Task directions
Copy all lines below containing "modules".

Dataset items

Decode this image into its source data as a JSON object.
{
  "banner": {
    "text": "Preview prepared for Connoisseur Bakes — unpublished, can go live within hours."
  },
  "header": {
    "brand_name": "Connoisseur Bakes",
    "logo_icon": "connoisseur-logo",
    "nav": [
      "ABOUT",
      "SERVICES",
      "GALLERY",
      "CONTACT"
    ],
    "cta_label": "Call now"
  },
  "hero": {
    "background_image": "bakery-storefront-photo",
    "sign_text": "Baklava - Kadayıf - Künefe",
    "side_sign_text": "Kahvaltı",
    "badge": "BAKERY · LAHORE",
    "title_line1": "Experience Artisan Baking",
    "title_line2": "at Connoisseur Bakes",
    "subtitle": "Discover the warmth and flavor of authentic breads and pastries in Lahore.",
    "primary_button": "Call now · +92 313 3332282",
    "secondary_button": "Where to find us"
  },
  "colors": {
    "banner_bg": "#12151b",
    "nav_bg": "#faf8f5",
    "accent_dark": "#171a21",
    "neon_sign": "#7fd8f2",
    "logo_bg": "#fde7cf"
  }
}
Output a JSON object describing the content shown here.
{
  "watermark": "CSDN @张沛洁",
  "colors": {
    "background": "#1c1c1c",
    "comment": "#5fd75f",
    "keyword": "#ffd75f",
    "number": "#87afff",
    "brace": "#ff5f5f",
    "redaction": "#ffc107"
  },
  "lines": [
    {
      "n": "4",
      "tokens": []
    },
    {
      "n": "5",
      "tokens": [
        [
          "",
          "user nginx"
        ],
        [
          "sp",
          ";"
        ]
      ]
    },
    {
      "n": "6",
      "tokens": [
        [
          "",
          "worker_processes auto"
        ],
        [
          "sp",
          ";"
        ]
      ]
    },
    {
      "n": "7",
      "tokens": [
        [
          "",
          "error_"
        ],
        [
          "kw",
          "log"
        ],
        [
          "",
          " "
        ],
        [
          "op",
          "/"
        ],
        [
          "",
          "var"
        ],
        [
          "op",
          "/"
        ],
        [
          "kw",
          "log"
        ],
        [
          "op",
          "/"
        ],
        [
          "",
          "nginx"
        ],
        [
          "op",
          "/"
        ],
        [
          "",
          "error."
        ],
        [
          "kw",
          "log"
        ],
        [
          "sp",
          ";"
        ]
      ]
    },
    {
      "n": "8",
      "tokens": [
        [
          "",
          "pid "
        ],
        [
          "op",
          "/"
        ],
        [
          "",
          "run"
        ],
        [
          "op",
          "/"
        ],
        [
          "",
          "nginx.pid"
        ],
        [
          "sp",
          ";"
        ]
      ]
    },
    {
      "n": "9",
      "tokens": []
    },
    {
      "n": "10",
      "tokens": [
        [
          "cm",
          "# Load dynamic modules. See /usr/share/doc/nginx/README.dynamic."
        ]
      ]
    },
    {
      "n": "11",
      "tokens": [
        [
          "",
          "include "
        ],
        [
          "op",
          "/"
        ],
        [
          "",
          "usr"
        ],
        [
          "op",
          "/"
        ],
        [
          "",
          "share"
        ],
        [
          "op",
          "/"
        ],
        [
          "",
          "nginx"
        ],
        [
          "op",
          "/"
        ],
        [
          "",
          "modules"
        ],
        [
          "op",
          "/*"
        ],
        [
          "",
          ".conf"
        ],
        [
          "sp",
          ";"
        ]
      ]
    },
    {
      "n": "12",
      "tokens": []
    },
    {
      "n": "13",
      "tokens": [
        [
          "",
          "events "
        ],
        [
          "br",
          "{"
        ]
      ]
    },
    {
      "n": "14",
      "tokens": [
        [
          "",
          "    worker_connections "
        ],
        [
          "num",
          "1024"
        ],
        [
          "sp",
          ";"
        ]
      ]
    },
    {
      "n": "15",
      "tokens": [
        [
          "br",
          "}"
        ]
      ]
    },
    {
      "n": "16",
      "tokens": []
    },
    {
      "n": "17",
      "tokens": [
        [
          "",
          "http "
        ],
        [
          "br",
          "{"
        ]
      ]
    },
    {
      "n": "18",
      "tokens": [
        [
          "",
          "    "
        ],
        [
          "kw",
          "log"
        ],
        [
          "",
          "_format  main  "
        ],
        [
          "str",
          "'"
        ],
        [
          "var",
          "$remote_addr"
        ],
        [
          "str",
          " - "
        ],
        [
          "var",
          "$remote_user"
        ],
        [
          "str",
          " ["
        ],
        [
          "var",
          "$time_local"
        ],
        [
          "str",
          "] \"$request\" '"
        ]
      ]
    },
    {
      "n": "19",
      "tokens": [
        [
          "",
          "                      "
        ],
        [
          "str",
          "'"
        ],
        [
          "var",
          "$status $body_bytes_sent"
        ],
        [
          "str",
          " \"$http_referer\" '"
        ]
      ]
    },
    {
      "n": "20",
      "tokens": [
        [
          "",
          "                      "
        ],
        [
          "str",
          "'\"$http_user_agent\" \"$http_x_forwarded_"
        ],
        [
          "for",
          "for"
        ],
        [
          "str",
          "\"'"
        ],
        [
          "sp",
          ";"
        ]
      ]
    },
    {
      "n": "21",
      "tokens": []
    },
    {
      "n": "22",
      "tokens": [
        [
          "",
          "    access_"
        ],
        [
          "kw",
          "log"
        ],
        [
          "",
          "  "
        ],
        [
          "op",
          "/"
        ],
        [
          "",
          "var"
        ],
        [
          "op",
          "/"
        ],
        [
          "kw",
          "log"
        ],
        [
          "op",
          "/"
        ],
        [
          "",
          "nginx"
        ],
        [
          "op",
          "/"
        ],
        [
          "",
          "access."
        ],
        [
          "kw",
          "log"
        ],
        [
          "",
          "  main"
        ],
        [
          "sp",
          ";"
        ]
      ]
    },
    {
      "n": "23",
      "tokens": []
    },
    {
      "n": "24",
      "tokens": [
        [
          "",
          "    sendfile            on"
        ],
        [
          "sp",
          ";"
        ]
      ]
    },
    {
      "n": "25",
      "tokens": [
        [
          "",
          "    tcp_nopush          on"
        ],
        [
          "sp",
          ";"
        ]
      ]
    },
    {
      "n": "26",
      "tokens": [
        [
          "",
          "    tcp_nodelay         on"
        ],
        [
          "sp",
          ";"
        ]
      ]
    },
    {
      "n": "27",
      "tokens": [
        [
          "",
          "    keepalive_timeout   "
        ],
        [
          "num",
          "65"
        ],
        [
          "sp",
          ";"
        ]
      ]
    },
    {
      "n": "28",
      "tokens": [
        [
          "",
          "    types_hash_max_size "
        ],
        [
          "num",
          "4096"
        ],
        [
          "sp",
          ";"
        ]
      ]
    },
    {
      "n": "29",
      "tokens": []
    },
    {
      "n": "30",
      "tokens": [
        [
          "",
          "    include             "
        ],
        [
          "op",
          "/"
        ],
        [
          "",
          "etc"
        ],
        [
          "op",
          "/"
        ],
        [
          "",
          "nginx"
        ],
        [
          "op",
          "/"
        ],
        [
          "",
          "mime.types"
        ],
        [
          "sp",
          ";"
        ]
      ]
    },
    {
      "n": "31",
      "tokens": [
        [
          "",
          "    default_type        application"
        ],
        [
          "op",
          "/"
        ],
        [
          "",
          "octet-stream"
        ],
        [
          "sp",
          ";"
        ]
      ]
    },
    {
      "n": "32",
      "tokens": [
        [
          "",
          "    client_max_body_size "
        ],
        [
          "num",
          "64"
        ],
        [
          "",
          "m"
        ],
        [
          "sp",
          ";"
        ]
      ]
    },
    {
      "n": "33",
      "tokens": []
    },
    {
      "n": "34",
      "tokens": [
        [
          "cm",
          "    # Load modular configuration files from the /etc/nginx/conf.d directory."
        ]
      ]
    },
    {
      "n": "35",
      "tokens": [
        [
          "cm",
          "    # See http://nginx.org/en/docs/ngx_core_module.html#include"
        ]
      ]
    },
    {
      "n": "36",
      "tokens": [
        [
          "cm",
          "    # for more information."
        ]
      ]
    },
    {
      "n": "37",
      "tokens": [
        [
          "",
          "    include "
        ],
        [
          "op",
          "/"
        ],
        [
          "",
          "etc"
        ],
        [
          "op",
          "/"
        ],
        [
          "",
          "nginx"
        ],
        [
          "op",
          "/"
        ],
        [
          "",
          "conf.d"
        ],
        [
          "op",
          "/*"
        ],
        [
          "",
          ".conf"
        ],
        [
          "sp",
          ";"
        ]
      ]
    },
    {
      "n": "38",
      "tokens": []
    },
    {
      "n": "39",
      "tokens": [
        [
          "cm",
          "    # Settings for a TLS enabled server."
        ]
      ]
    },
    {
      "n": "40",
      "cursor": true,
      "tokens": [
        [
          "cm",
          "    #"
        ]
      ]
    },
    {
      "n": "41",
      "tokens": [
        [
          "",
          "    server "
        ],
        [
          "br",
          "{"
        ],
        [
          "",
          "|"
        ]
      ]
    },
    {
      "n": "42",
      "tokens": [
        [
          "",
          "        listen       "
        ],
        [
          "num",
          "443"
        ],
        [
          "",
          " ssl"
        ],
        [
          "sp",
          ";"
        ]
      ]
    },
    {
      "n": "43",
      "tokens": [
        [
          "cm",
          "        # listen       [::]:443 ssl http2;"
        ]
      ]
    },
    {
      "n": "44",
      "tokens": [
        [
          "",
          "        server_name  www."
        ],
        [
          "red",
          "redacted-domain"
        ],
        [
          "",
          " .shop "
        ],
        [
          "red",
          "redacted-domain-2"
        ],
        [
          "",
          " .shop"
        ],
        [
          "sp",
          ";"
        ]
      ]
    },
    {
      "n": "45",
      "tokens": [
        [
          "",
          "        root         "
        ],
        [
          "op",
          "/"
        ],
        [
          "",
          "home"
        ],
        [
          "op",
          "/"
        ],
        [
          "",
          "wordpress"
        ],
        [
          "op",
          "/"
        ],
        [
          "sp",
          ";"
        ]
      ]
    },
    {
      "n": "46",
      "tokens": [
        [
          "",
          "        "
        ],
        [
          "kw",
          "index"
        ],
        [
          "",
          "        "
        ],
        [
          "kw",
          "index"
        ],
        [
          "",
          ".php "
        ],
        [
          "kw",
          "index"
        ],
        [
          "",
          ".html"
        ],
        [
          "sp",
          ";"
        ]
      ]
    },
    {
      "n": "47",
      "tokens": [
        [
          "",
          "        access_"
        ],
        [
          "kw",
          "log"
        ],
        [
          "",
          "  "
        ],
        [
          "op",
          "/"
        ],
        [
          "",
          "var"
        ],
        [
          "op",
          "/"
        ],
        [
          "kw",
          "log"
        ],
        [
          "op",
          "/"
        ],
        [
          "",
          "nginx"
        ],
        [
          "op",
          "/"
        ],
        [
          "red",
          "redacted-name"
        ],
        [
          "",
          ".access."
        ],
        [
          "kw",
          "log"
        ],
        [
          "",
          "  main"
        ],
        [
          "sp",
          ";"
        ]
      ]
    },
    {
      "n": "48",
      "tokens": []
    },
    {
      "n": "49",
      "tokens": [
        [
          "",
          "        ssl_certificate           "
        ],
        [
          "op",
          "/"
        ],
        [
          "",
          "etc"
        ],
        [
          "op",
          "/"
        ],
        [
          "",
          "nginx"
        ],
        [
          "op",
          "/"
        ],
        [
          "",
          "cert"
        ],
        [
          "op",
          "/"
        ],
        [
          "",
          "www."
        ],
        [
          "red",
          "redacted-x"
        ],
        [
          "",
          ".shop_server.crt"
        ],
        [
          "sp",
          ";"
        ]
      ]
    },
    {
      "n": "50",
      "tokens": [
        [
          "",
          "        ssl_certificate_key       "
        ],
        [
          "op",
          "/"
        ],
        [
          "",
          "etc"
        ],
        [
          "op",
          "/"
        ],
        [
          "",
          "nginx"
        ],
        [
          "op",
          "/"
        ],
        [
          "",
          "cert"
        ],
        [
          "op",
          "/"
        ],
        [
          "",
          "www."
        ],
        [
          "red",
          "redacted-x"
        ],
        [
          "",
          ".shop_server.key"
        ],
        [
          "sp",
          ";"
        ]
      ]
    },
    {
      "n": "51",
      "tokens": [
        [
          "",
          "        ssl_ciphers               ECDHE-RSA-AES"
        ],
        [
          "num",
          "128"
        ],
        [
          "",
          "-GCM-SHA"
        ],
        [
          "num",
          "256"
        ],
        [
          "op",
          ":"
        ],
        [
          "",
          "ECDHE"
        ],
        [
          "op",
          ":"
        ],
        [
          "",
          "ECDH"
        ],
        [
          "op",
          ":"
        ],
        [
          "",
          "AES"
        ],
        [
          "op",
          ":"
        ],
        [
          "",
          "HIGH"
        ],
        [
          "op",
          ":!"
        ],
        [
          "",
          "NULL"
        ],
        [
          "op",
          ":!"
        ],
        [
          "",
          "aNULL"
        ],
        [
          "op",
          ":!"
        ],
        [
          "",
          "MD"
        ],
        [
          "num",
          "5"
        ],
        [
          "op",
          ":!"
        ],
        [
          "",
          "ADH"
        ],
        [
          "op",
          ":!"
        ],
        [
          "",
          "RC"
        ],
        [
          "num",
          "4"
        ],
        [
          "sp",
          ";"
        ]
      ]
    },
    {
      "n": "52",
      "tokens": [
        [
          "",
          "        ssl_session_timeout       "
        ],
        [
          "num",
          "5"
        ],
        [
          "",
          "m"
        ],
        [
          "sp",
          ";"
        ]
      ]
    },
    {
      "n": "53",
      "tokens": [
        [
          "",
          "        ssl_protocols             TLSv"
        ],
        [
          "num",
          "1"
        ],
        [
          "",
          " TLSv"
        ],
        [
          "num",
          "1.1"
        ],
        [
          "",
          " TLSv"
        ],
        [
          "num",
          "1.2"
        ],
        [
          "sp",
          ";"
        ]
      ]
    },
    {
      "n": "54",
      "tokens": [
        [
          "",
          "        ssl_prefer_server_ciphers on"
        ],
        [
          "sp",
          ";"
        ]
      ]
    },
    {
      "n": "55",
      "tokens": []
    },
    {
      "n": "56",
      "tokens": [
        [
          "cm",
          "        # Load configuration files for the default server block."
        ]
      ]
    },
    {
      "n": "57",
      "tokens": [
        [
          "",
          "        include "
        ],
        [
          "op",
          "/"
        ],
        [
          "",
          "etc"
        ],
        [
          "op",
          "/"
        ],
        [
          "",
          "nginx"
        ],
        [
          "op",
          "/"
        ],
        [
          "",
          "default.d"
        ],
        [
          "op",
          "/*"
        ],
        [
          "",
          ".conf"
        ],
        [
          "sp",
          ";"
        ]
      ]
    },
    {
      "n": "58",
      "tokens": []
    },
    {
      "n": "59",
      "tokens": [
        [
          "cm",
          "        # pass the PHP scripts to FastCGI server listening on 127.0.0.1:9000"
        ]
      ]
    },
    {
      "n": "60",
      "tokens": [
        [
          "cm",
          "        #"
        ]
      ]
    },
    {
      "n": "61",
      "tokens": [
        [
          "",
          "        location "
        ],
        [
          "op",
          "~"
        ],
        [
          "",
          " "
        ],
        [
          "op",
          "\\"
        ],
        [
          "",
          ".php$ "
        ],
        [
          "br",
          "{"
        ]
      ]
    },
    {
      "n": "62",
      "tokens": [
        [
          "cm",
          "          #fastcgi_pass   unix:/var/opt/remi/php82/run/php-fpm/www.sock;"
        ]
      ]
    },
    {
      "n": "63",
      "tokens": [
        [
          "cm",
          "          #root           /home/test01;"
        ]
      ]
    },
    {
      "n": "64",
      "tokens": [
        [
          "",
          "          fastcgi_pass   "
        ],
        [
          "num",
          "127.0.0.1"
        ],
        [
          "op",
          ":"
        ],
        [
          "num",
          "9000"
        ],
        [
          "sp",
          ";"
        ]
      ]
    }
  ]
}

Full solution
          "# Load dynamic modules. See /usr/share/doc/nginx/README.dynamic."
          "modules"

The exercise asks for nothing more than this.